- _INPUT ROWS_
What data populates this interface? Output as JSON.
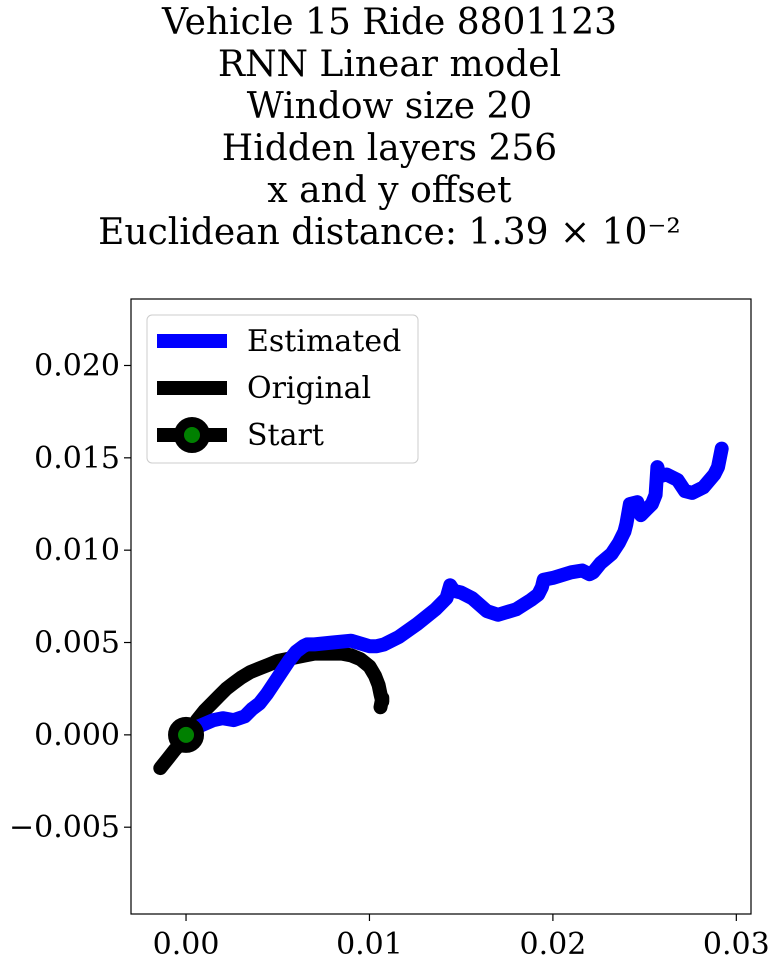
{
  "chart_data": {
    "type": "line",
    "title_lines": [
      "Vehicle 15 Ride 8801123",
      "RNN Linear model",
      "Window size 20",
      "Hidden layers 256",
      "x and y offset",
      "Euclidean distance: 1.39 × 10⁻²"
    ],
    "xlabel": "",
    "ylabel": "",
    "xlim": [
      -0.003,
      0.0308
    ],
    "ylim": [
      -0.0097,
      0.0236
    ],
    "xticks": [
      0.0,
      0.01,
      0.02,
      0.03
    ],
    "xtick_labels": [
      "0.00",
      "0.01",
      "0.02",
      "0.03"
    ],
    "yticks": [
      -0.005,
      0.0,
      0.005,
      0.01,
      0.015,
      0.02
    ],
    "ytick_labels": [
      "−0.005",
      "0.000",
      "0.005",
      "0.010",
      "0.015",
      "0.020"
    ],
    "grid": false,
    "legend": {
      "placement": "upper-left",
      "entries": [
        "Estimated",
        "Original",
        "Start"
      ]
    },
    "series": [
      {
        "name": "Estimated",
        "color": "#0000ff",
        "x": [
          0.0,
          0.0008,
          0.0015,
          0.002,
          0.0026,
          0.0032,
          0.0036,
          0.004,
          0.0044,
          0.0048,
          0.0052,
          0.0056,
          0.006,
          0.0064,
          0.0066,
          0.007,
          0.008,
          0.009,
          0.01,
          0.0104,
          0.0108,
          0.0116,
          0.0126,
          0.0136,
          0.0142,
          0.0144,
          0.0146,
          0.015,
          0.0156,
          0.0164,
          0.017,
          0.018,
          0.0188,
          0.0192,
          0.0194,
          0.0195,
          0.02,
          0.021,
          0.0216,
          0.022,
          0.0222,
          0.0226,
          0.0232,
          0.0236,
          0.0239,
          0.024,
          0.0242,
          0.0246,
          0.0248,
          0.0251,
          0.0254,
          0.0256,
          0.0257,
          0.0258,
          0.0262,
          0.0268,
          0.0272,
          0.0276,
          0.0282,
          0.0288,
          0.029,
          0.0292
        ],
        "y": [
          0.0002,
          0.0005,
          0.0008,
          0.0009,
          0.0008,
          0.001,
          0.0014,
          0.0017,
          0.0022,
          0.0028,
          0.0034,
          0.004,
          0.0045,
          0.0048,
          0.0049,
          0.0049,
          0.005,
          0.0051,
          0.0048,
          0.0048,
          0.0049,
          0.0053,
          0.006,
          0.0068,
          0.0074,
          0.0081,
          0.0078,
          0.0077,
          0.0074,
          0.0067,
          0.0065,
          0.0068,
          0.0073,
          0.0076,
          0.008,
          0.0084,
          0.0085,
          0.0088,
          0.0089,
          0.0087,
          0.0088,
          0.0093,
          0.0098,
          0.0104,
          0.011,
          0.0114,
          0.0125,
          0.0126,
          0.0119,
          0.0122,
          0.0125,
          0.013,
          0.0145,
          0.014,
          0.0141,
          0.0138,
          0.0132,
          0.0131,
          0.0134,
          0.0141,
          0.0145,
          0.0155
        ]
      },
      {
        "name": "Original",
        "color": "#000000",
        "x": [
          -0.0014,
          -0.001,
          -0.0006,
          -0.0002,
          0.0002,
          0.0006,
          0.001,
          0.0014,
          0.0018,
          0.0022,
          0.0026,
          0.003,
          0.0035,
          0.004,
          0.0045,
          0.005,
          0.0055,
          0.006,
          0.0065,
          0.007,
          0.0075,
          0.008,
          0.0085,
          0.009,
          0.0095,
          0.01,
          0.0103,
          0.0105,
          0.0106,
          0.0107,
          0.0107,
          0.0106
        ],
        "y": [
          -0.0018,
          -0.0013,
          -0.0008,
          -0.0004,
          0.0002,
          0.0008,
          0.0013,
          0.0017,
          0.0021,
          0.0025,
          0.0028,
          0.0031,
          0.0034,
          0.0036,
          0.0038,
          0.004,
          0.0041,
          0.0042,
          0.0043,
          0.0044,
          0.0044,
          0.0044,
          0.0044,
          0.0043,
          0.0041,
          0.0037,
          0.0032,
          0.0027,
          0.0022,
          0.0018,
          0.002,
          0.0015
        ]
      }
    ],
    "start": {
      "name": "Start",
      "x": 0.0,
      "y": 0.0,
      "edge_color": "#000000",
      "face_color": "#008000"
    }
  }
}
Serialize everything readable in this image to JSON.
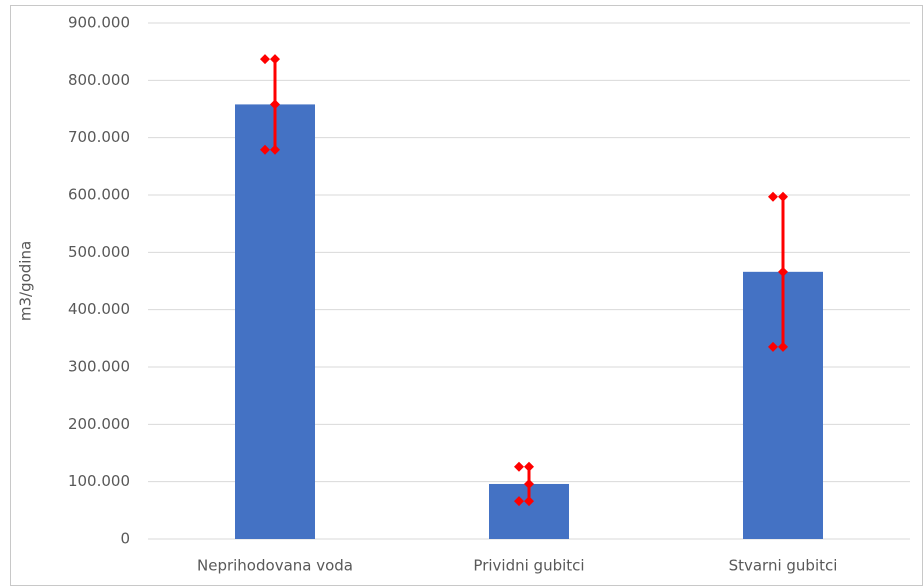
{
  "chart_data": {
    "type": "bar",
    "ylabel": "m3/godina",
    "categories": [
      "Neprihodovana voda",
      "Prividni gubitci",
      "Stvarni gubitci"
    ],
    "values": [
      758000,
      96000,
      466000
    ],
    "errors": [
      79000,
      30000,
      131000
    ],
    "color": "#4472c4",
    "error_color": "#ff0000",
    "ylim": [
      0,
      900000
    ],
    "yticks": [
      0,
      {
        "value": 100000,
        "label": "100.000"
      },
      {
        "value": 200000,
        "label": "200.000"
      },
      {
        "value": 300000,
        "label": "300.000"
      },
      {
        "value": 400000,
        "label": "400.000"
      },
      {
        "value": 500000,
        "label": "500.000"
      },
      {
        "value": 600000,
        "label": "600.000"
      },
      {
        "value": 700000,
        "label": "700.000"
      },
      {
        "value": 800000,
        "label": "800.000"
      },
      {
        "value": 900000,
        "label": "900.000"
      }
    ],
    "grid": true
  }
}
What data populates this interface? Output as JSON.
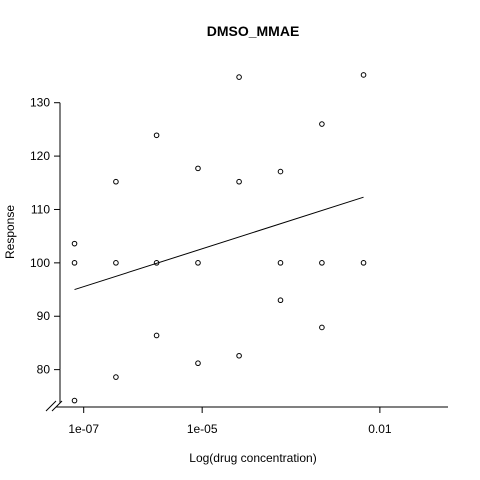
{
  "chart_data": {
    "type": "scatter",
    "title": "DMSO_MMAE",
    "xlabel": "Log(drug concentration)",
    "ylabel": "Response",
    "x_scale": "log10",
    "xlim_log10": [
      -7.4,
      -0.85
    ],
    "ylim": [
      73,
      138
    ],
    "x_ticks": [
      {
        "log10": -7,
        "label": "1e-07"
      },
      {
        "log10": -5,
        "label": "1e-05"
      },
      {
        "log10": -2,
        "label": "0.01"
      }
    ],
    "y_ticks": [
      80,
      90,
      100,
      110,
      120,
      130
    ],
    "axis_break": "x-axis",
    "points": [
      {
        "x": 7e-08,
        "y": 103.6
      },
      {
        "x": 7e-08,
        "y": 100.0
      },
      {
        "x": 7e-08,
        "y": 74.2
      },
      {
        "x": 3.5e-07,
        "y": 115.2
      },
      {
        "x": 3.5e-07,
        "y": 100.0
      },
      {
        "x": 3.5e-07,
        "y": 78.6
      },
      {
        "x": 1.7e-06,
        "y": 123.9
      },
      {
        "x": 1.7e-06,
        "y": 100.0
      },
      {
        "x": 1.7e-06,
        "y": 86.4
      },
      {
        "x": 8.5e-06,
        "y": 117.7
      },
      {
        "x": 8.5e-06,
        "y": 100.0
      },
      {
        "x": 8.5e-06,
        "y": 81.2
      },
      {
        "x": 4.2e-05,
        "y": 134.8
      },
      {
        "x": 4.2e-05,
        "y": 115.2
      },
      {
        "x": 4.2e-05,
        "y": 82.6
      },
      {
        "x": 0.00021,
        "y": 117.1
      },
      {
        "x": 0.00021,
        "y": 100.0
      },
      {
        "x": 0.00021,
        "y": 93.0
      },
      {
        "x": 0.00105,
        "y": 126.0
      },
      {
        "x": 0.00105,
        "y": 100.0
      },
      {
        "x": 0.00105,
        "y": 87.9
      },
      {
        "x": 0.0053,
        "y": 135.2
      },
      {
        "x": 0.0053,
        "y": 100.0
      }
    ],
    "fit_line": {
      "x": [
        7e-08,
        0.0053
      ],
      "y": [
        95.0,
        112.3
      ]
    },
    "grid": false,
    "legend": "none"
  }
}
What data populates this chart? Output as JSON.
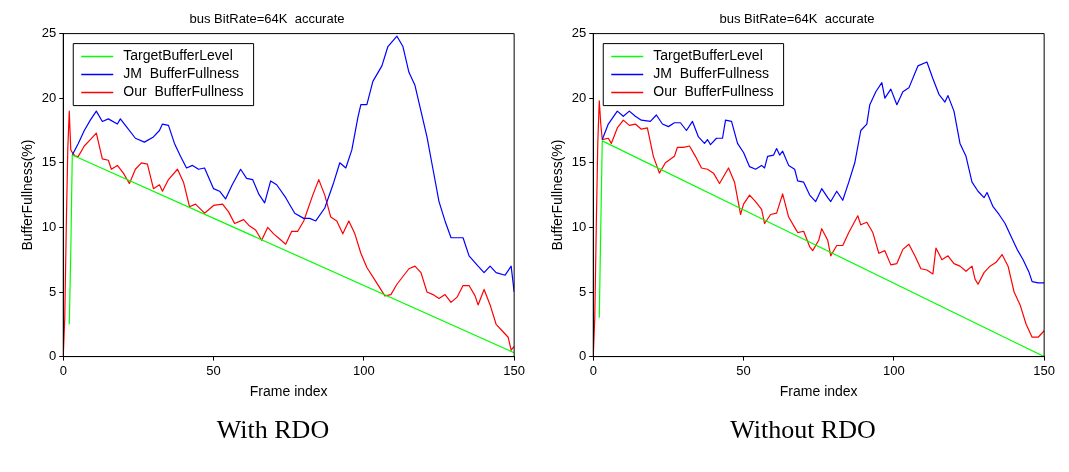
{
  "chart_data": [
    {
      "type": "line",
      "title": "bus BitRate=64K  accurate",
      "xlabel": "Frame index",
      "ylabel": "BufferFullness(%)",
      "annotations": [
        "With RDO"
      ],
      "xlim": [
        0,
        150
      ],
      "ylim": [
        0,
        25
      ],
      "xticks": [
        0,
        50,
        100,
        150
      ],
      "yticks": [
        0,
        5,
        10,
        15,
        20,
        25
      ],
      "legend": "top left",
      "series": [
        {
          "name": "TargetBufferLevel",
          "color": "#00ff00",
          "x": [
            2,
            2.5,
            3,
            150
          ],
          "values": [
            2.5,
            8,
            15.6,
            0.3
          ]
        },
        {
          "name": "JM  BufferFullness",
          "color": "#0000ff",
          "x": [
            3,
            5,
            7,
            9,
            11,
            13,
            15,
            18,
            19,
            21,
            24,
            27,
            30,
            32,
            33,
            35,
            37,
            39,
            41,
            43,
            45,
            47,
            50,
            52,
            54,
            56,
            59,
            61,
            63,
            65,
            67,
            69,
            71,
            74,
            77,
            80,
            82,
            84,
            87,
            90,
            92,
            94,
            96,
            98,
            99,
            101,
            103,
            106,
            108,
            111,
            113,
            115,
            117,
            119,
            121,
            123,
            125,
            127,
            129,
            131,
            133,
            135,
            138,
            140,
            142,
            144,
            147,
            149,
            150
          ],
          "values": [
            15.6,
            16.5,
            17.5,
            18.3,
            19,
            18.2,
            18.4,
            18,
            18.4,
            17.8,
            16.9,
            16.6,
            17,
            17.5,
            18,
            17.9,
            16.5,
            15.5,
            14.6,
            14.8,
            14.5,
            14.6,
            13,
            12.8,
            12.2,
            13.2,
            14.5,
            13.8,
            13.7,
            12.6,
            11.9,
            13.6,
            13.3,
            12.3,
            11.1,
            10.7,
            10.7,
            10.5,
            11.5,
            13.5,
            15,
            14.6,
            16,
            18.5,
            19.5,
            19.5,
            21.3,
            22.5,
            24,
            24.8,
            24,
            22,
            21,
            19,
            17,
            14.5,
            12,
            10.5,
            9.2,
            9.2,
            9.2,
            7.8,
            7,
            6.5,
            7,
            6.5,
            6.3,
            7,
            5
          ]
        },
        {
          "name": "Our  BufferFullness",
          "color": "#ff0000",
          "x": [
            0,
            0.5,
            1,
            1.5,
            2,
            2.5,
            3,
            4,
            5,
            7,
            9,
            11,
            13,
            15,
            16,
            18,
            20,
            22,
            24,
            26,
            28,
            30,
            32,
            33,
            35,
            38,
            40,
            42,
            44,
            47,
            50,
            53,
            55,
            57,
            60,
            62,
            64,
            66,
            68,
            70,
            72,
            74,
            76,
            78,
            80,
            83,
            85,
            87,
            89,
            91,
            93,
            95,
            97,
            99,
            101,
            104,
            107,
            109,
            111,
            113,
            115,
            117,
            119,
            121,
            123,
            125,
            127,
            129,
            131,
            133,
            135,
            137,
            138,
            140,
            142,
            144,
            146,
            148,
            149,
            150
          ],
          "values": [
            0,
            3,
            10,
            16,
            19,
            16,
            15.8,
            15.5,
            15.5,
            16.3,
            16.8,
            17.3,
            15.3,
            15.2,
            14.5,
            14.8,
            14.2,
            13.4,
            14.5,
            15,
            14.9,
            13,
            13.3,
            12.8,
            13.7,
            14.5,
            13.5,
            11.6,
            11.8,
            11.1,
            11.7,
            11.8,
            11.2,
            10.3,
            10.6,
            10.1,
            9.8,
            9,
            10,
            9.5,
            9.1,
            8.7,
            9.7,
            9.7,
            10.5,
            12.5,
            13.7,
            12.5,
            10.8,
            10.5,
            9.5,
            10.5,
            9.5,
            8,
            6.9,
            5.8,
            4.7,
            4.8,
            5.6,
            6.2,
            6.8,
            7,
            6.5,
            5,
            4.8,
            4.5,
            4.8,
            4.2,
            4.6,
            5.5,
            5.5,
            4.7,
            4,
            5.2,
            4,
            2.5,
            2,
            1.5,
            0.5,
            0.8
          ]
        }
      ]
    },
    {
      "type": "line",
      "title": "bus BitRate=64K  accurate",
      "xlabel": "Frame index",
      "ylabel": "BufferFullness(%)",
      "annotations": [
        "Without RDO"
      ],
      "xlim": [
        0,
        150
      ],
      "ylim": [
        0,
        25
      ],
      "xticks": [
        0,
        50,
        100,
        150
      ],
      "yticks": [
        0,
        5,
        10,
        15,
        20,
        25
      ],
      "legend": "top left",
      "series": [
        {
          "name": "TargetBufferLevel",
          "color": "#00ff00",
          "x": [
            2,
            2.5,
            3,
            150
          ],
          "values": [
            3,
            10,
            16.7,
            0
          ]
        },
        {
          "name": "JM  BufferFullness",
          "color": "#0000ff",
          "x": [
            3,
            5,
            8,
            10,
            12,
            14,
            16,
            19,
            21,
            23,
            25,
            27,
            29,
            31,
            33,
            35,
            37,
            38,
            39,
            41,
            43,
            44,
            46,
            48,
            50,
            52,
            54,
            56,
            57,
            58,
            60,
            61,
            62,
            63,
            65,
            67,
            68,
            70,
            72,
            74,
            76,
            78,
            79,
            81,
            83,
            85,
            87,
            89,
            91,
            92,
            94,
            96,
            97,
            99,
            101,
            103,
            105,
            108,
            111,
            113,
            115,
            117,
            118,
            120,
            122,
            124,
            126,
            128,
            130,
            131,
            133,
            135,
            137,
            139,
            141,
            143,
            145,
            146,
            148,
            150
          ],
          "values": [
            16.8,
            18,
            19,
            18.6,
            19,
            18.6,
            18.3,
            18.2,
            18.7,
            18,
            17.8,
            18.1,
            18.1,
            17.5,
            18.2,
            17,
            16.5,
            16.8,
            16.4,
            16.9,
            16.9,
            18.3,
            18.2,
            16.5,
            15.8,
            14.7,
            14.5,
            14.8,
            14.6,
            15.5,
            15.6,
            16.1,
            15.6,
            15.9,
            14.8,
            14.5,
            13.6,
            13.5,
            12.5,
            12,
            13,
            12.3,
            12,
            12.8,
            12.1,
            13.5,
            15,
            17.5,
            18,
            19.5,
            20.5,
            21.2,
            20,
            20.7,
            19.5,
            20.5,
            20.8,
            22.5,
            22.8,
            21.5,
            20.3,
            19.7,
            20.2,
            19,
            16.5,
            15.5,
            13.5,
            12.8,
            12.3,
            12.7,
            11.6,
            11,
            10.3,
            9.3,
            8.3,
            7.5,
            6.5,
            5.8,
            5.7,
            5.7
          ]
        },
        {
          "name": "Our  BufferFullness",
          "color": "#ff0000",
          "x": [
            0,
            0.5,
            1,
            1.5,
            2,
            2.5,
            3,
            5,
            6,
            8,
            10,
            12,
            14,
            16,
            18,
            20,
            22,
            24,
            27,
            28,
            30,
            32,
            34,
            36,
            38,
            40,
            42,
            45,
            47,
            49,
            50,
            52,
            54,
            56,
            57,
            59,
            61,
            63,
            65,
            67,
            68,
            70,
            72,
            73,
            75,
            76,
            78,
            79,
            81,
            83,
            85,
            88,
            89,
            91,
            93,
            95,
            97,
            99,
            101,
            103,
            105,
            107,
            109,
            111,
            113,
            114,
            116,
            118,
            120,
            122,
            124,
            126,
            127,
            128,
            130,
            132,
            134,
            136,
            138,
            140,
            142,
            144,
            146,
            148,
            150
          ],
          "values": [
            0,
            3,
            10,
            16.5,
            19.8,
            18,
            16.8,
            16.9,
            16.5,
            17.7,
            18.3,
            17.9,
            18,
            17.6,
            17.7,
            15.5,
            14.2,
            15,
            15.5,
            16.2,
            16.2,
            16.3,
            15.5,
            14.6,
            14.5,
            14.2,
            13.4,
            14.6,
            13.5,
            11,
            11.8,
            12.5,
            12,
            11.4,
            10.3,
            11,
            11.1,
            12.6,
            10.8,
            10,
            9.6,
            9.7,
            8.5,
            8.2,
            9,
            9.9,
            9,
            7.8,
            8.6,
            8.6,
            9.6,
            10.9,
            10.2,
            10.4,
            9.6,
            8,
            8.2,
            7.1,
            7.2,
            8.3,
            8.7,
            7.8,
            6.8,
            6.7,
            6.4,
            8.4,
            7.5,
            7.8,
            7.2,
            7,
            6.6,
            7,
            6,
            5.6,
            6.5,
            7,
            7.3,
            7.9,
            7,
            5,
            4,
            2.5,
            1.5,
            1.5,
            2
          ]
        }
      ]
    }
  ]
}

- _TASK GOAL_
Scan the lines for the string "type". Pick out every line that has it.

- _CORRECT ANSWER_
    "type": "line",
    "type": "bar",
    "type": "scatter",
      "type": "line",
      "type": "line",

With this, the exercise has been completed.